+++ Data excerpts +++
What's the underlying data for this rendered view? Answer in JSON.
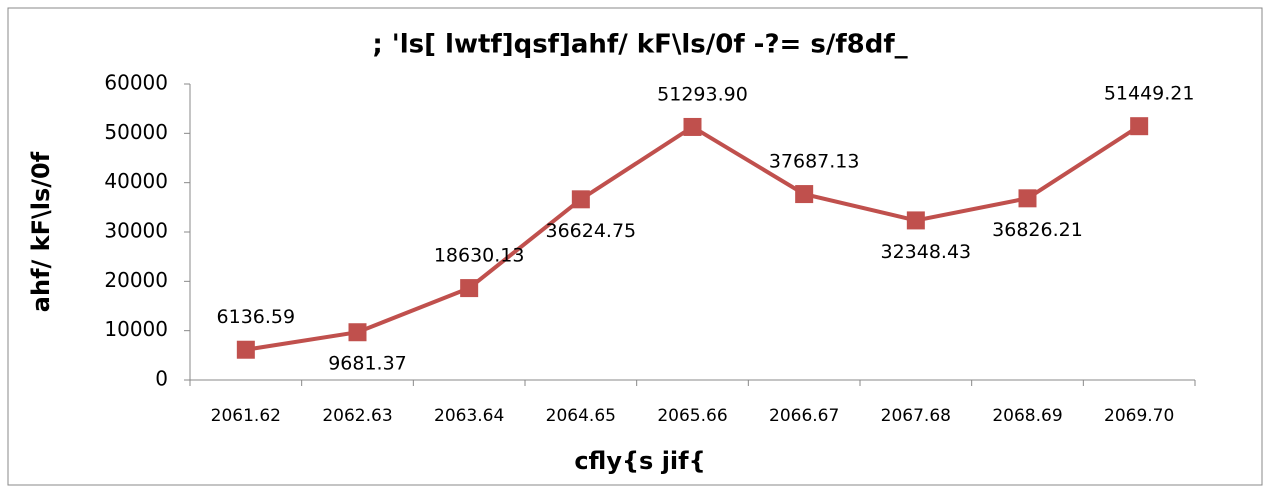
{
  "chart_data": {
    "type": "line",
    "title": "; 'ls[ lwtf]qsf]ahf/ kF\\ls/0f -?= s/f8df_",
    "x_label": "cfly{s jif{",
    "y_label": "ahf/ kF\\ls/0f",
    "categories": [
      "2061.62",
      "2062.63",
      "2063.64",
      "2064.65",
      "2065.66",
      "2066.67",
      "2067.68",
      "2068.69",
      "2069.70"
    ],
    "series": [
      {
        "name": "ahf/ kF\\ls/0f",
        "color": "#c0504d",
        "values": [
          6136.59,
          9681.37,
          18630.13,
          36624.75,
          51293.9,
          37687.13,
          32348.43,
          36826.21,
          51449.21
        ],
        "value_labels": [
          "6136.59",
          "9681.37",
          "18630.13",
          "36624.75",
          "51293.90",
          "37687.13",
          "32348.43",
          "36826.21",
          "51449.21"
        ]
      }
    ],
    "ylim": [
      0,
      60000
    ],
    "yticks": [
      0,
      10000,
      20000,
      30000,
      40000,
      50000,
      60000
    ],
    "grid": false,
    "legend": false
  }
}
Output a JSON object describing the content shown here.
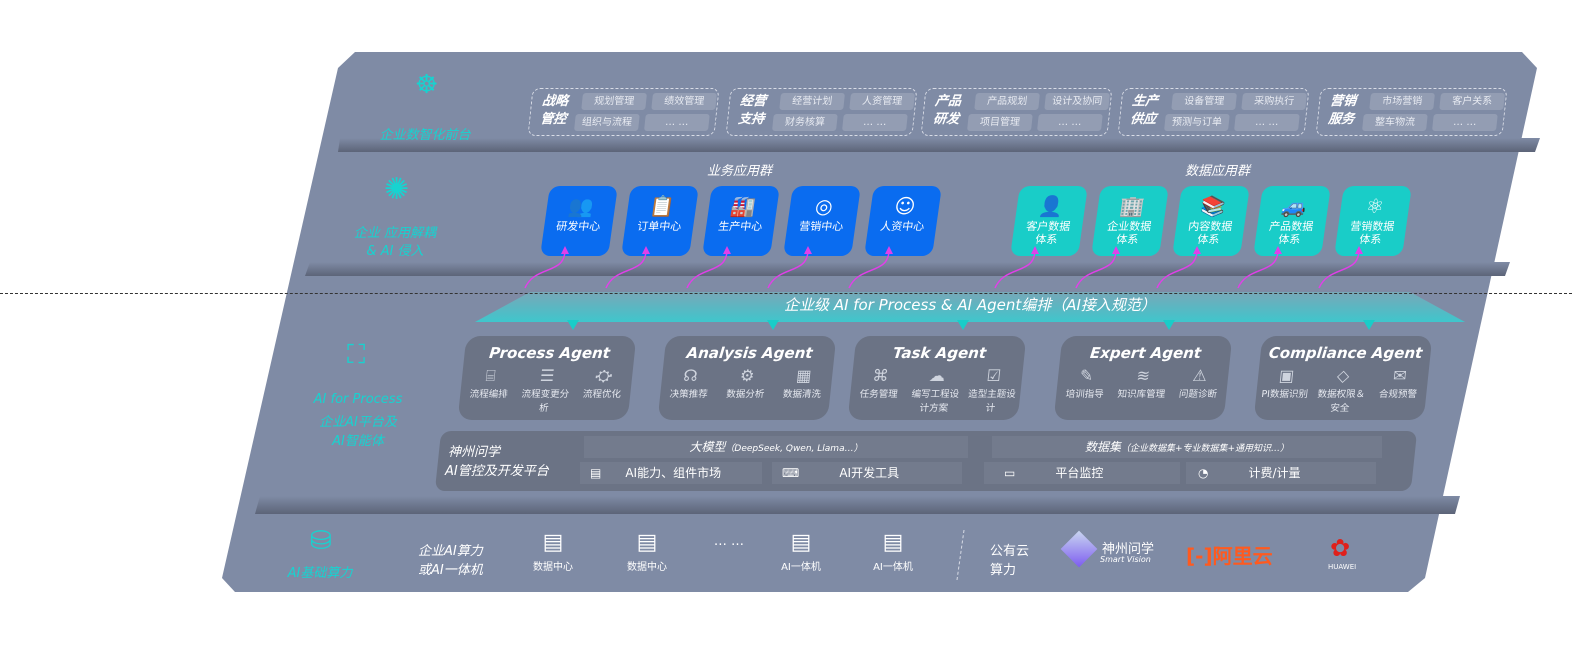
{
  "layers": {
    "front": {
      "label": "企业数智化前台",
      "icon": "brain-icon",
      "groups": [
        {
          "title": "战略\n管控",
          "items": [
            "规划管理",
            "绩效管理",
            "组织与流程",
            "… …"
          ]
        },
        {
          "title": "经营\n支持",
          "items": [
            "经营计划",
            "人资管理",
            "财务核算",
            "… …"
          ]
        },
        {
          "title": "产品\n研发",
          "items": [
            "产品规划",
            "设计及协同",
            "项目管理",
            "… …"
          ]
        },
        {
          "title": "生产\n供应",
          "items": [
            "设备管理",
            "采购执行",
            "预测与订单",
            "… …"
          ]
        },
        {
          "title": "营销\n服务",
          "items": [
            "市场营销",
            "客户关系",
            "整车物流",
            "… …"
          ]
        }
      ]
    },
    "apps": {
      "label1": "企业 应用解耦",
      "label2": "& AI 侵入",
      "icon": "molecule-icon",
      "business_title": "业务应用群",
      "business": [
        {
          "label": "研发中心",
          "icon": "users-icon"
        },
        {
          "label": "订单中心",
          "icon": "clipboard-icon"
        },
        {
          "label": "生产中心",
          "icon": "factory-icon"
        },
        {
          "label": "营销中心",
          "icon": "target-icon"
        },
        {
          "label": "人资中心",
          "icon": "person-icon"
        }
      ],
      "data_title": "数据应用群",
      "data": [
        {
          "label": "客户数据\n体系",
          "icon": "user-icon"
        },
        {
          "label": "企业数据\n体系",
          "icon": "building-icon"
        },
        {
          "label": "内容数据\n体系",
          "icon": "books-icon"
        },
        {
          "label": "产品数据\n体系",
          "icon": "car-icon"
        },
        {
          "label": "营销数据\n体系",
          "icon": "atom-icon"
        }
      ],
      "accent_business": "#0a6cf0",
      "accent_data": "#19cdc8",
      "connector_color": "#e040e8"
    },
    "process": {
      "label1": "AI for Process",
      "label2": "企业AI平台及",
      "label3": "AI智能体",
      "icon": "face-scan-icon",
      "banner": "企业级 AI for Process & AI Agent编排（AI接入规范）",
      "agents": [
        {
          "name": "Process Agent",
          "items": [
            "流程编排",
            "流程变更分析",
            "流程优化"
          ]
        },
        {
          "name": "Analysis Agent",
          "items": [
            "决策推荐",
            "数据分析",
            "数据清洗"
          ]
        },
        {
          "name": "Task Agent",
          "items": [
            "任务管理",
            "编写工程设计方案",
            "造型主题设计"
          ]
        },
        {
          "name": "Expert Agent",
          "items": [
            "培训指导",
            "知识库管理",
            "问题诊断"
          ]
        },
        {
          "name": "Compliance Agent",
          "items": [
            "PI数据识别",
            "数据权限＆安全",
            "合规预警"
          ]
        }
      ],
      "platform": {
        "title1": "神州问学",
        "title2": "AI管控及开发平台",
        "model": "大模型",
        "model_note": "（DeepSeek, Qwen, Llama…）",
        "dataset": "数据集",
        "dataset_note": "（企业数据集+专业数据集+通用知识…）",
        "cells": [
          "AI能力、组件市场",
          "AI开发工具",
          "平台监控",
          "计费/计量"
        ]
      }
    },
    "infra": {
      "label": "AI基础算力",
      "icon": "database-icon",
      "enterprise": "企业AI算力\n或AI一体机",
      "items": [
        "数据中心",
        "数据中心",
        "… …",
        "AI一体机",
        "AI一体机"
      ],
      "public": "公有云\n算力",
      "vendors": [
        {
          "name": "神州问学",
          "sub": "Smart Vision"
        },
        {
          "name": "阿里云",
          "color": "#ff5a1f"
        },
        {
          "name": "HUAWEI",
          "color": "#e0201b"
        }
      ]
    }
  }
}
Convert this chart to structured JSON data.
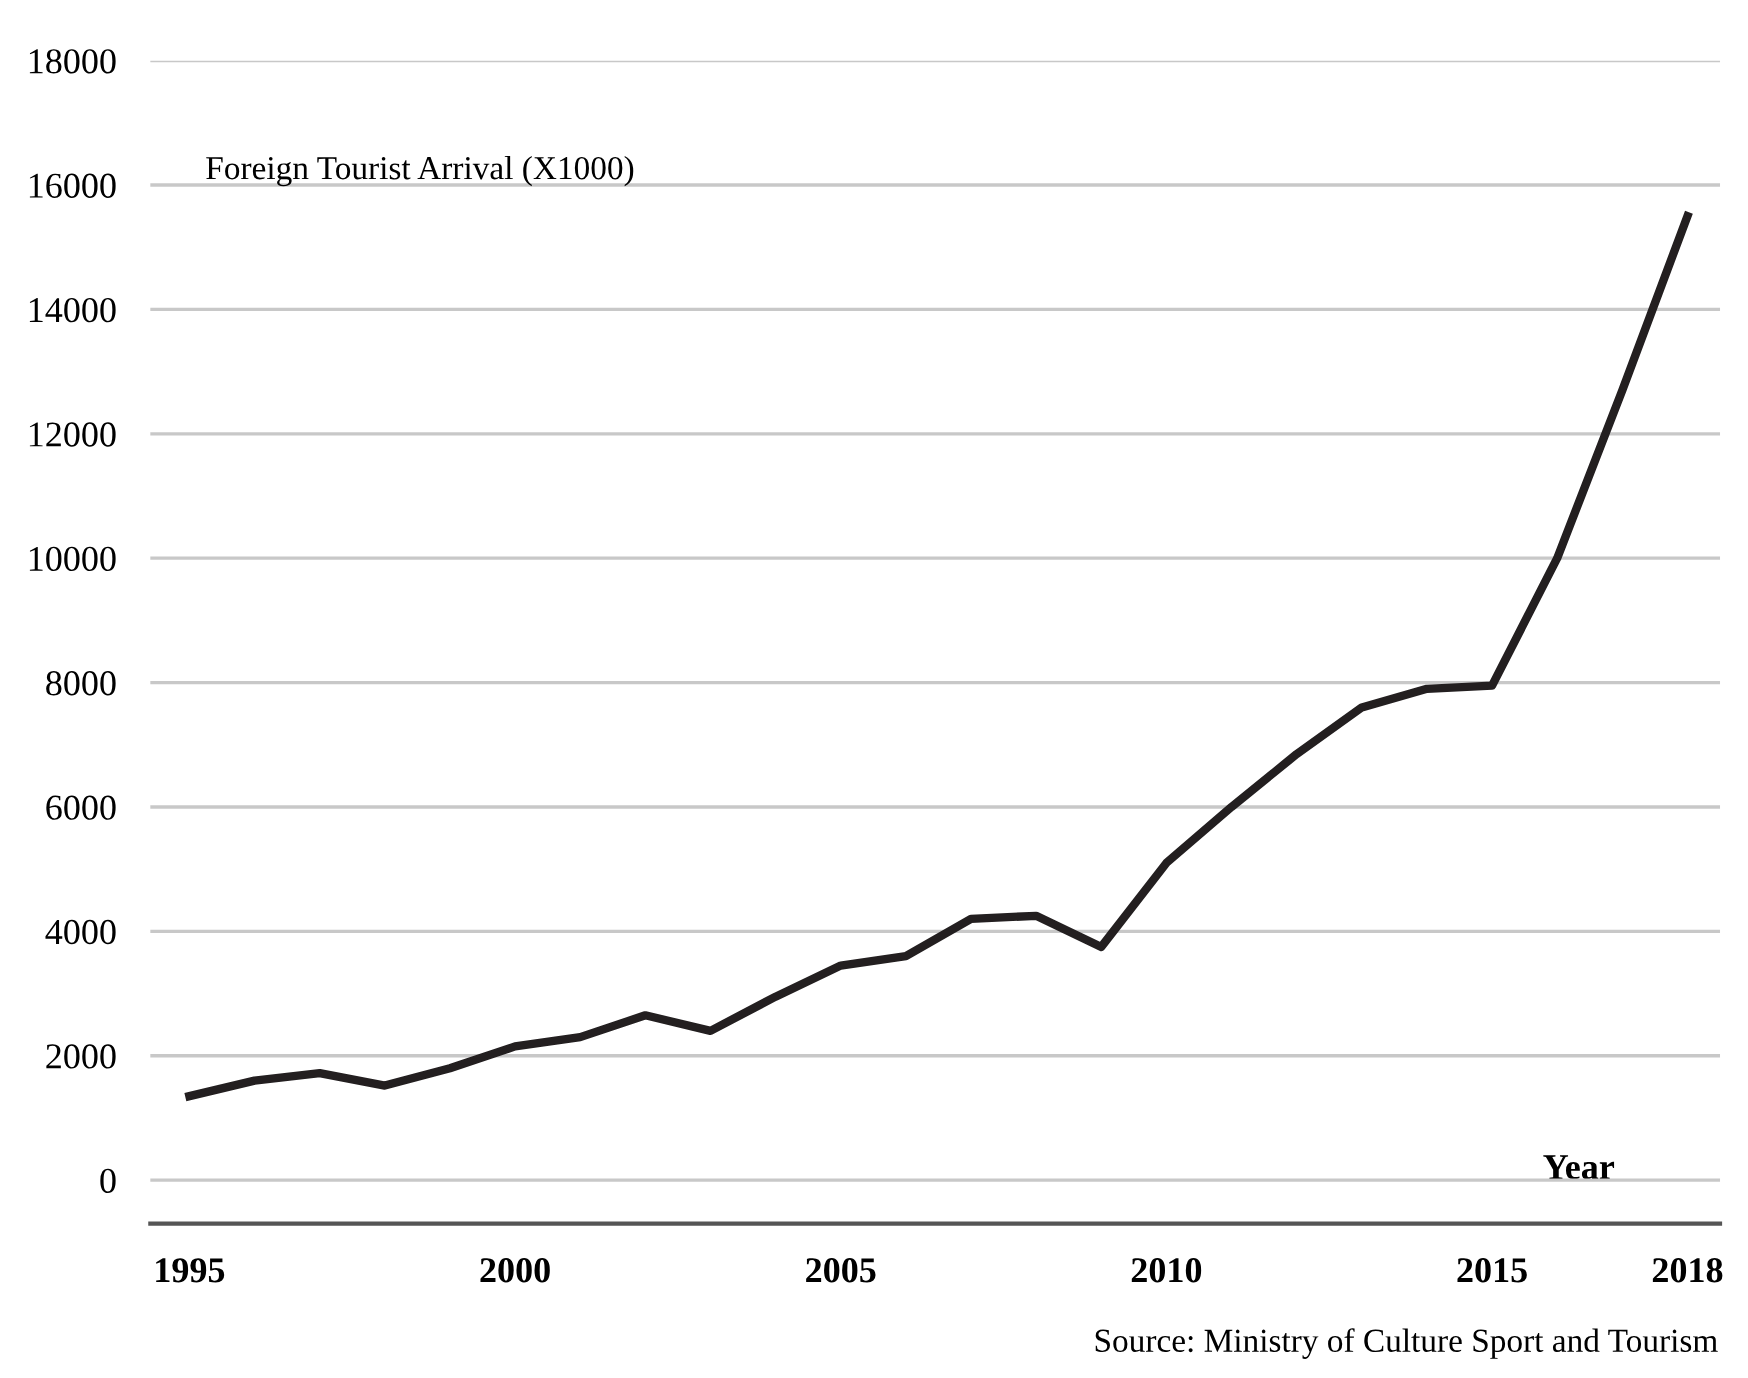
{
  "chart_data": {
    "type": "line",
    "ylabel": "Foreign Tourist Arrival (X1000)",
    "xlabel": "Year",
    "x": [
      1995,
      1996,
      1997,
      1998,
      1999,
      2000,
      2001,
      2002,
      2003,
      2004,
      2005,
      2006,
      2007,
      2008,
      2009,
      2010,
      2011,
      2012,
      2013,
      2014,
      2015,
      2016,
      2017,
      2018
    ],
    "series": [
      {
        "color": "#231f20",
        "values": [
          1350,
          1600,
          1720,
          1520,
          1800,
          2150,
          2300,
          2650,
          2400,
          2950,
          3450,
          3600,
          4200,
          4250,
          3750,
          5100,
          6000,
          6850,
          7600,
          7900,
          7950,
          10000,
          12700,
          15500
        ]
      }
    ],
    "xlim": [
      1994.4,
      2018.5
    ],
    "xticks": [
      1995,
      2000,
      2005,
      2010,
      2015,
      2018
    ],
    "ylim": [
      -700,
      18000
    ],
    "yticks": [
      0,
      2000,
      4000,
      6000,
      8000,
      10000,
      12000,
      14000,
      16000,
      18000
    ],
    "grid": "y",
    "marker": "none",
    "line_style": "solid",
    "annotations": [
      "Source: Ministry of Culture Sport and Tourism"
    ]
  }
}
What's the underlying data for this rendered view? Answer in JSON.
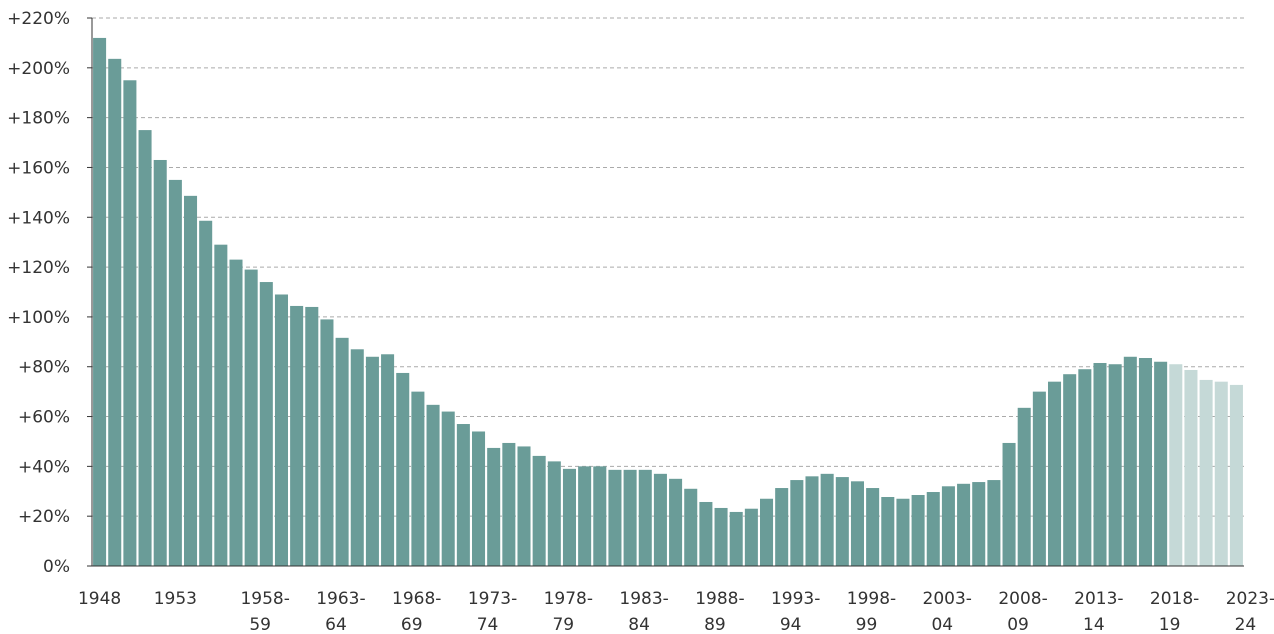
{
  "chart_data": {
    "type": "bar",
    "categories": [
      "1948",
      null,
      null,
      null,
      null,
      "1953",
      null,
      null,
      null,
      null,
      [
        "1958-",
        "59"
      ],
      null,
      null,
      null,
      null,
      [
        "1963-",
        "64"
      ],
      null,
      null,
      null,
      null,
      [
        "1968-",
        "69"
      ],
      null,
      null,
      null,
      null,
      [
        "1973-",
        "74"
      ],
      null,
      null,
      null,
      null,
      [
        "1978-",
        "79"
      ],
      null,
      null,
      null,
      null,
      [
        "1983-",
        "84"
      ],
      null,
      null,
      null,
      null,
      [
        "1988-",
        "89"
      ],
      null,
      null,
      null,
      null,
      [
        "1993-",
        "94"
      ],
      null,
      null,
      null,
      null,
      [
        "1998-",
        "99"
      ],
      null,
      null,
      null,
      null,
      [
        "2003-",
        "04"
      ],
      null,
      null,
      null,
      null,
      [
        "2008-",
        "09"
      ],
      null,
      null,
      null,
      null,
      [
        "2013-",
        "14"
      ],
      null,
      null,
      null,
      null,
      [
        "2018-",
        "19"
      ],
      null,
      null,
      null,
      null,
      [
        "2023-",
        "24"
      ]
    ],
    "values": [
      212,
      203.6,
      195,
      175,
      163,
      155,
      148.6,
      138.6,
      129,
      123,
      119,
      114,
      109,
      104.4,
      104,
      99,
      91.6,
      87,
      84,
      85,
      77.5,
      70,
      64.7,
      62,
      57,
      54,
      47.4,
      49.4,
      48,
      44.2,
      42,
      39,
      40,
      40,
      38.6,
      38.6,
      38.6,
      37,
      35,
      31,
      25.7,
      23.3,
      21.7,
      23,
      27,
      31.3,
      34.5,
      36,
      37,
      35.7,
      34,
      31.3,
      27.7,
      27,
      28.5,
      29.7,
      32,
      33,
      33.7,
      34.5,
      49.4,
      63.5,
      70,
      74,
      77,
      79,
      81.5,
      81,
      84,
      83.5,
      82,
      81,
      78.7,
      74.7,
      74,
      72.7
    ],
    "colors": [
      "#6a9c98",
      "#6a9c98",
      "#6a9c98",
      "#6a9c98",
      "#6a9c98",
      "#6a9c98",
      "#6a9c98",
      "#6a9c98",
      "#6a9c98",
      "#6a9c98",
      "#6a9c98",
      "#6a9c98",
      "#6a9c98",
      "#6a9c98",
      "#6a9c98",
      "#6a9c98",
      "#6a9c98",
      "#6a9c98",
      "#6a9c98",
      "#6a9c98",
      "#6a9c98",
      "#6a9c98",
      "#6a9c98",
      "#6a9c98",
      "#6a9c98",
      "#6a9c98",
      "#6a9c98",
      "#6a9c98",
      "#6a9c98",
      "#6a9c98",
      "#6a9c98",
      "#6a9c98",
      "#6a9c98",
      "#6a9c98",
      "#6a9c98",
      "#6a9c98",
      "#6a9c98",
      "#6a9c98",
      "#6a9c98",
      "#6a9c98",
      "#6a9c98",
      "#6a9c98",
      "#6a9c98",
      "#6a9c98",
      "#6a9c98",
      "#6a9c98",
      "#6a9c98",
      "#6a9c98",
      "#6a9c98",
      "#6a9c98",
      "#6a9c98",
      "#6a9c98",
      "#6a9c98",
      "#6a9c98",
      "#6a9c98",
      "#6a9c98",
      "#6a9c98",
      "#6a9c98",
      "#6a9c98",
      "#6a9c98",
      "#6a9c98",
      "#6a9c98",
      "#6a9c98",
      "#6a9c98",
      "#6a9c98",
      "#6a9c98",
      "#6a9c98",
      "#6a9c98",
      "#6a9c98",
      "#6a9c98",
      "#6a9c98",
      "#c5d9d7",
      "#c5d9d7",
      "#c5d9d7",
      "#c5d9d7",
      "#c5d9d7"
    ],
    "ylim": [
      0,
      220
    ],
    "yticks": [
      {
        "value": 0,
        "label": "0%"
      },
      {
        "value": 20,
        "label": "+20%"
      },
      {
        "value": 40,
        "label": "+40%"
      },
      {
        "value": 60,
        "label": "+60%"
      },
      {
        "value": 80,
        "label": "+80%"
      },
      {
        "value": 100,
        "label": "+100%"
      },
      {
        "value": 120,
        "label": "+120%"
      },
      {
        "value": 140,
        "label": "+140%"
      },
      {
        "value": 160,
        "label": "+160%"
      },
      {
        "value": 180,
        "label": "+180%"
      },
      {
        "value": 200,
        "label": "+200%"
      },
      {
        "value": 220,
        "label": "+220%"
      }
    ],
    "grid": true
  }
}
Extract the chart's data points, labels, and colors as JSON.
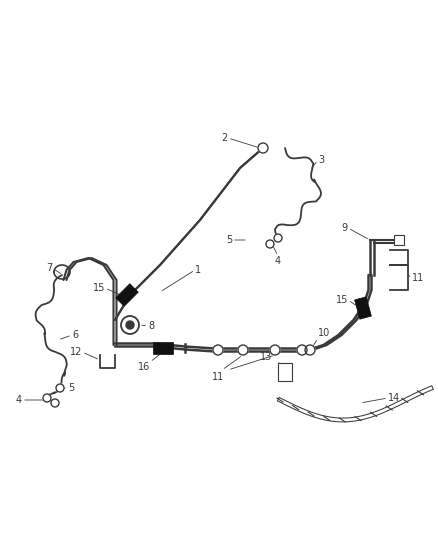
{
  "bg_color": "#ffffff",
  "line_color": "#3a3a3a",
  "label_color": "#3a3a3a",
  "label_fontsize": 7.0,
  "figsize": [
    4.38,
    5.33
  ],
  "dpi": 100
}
+++
Exercise requirements: Check every line of the data above for the string "name", and copy those that have it.

Response to the exercise:
        "name": "ahf/ kF\\ls/0f",
          "name": "Process Agent",
          "name": "Analysis Agent",
          "name": "Task Agent",
          "name": "Expert Agent",
          "name": "Compliance Agent",
          "name": "神州问学",
          "name": "阿里云",
          "name": "HUAWEI",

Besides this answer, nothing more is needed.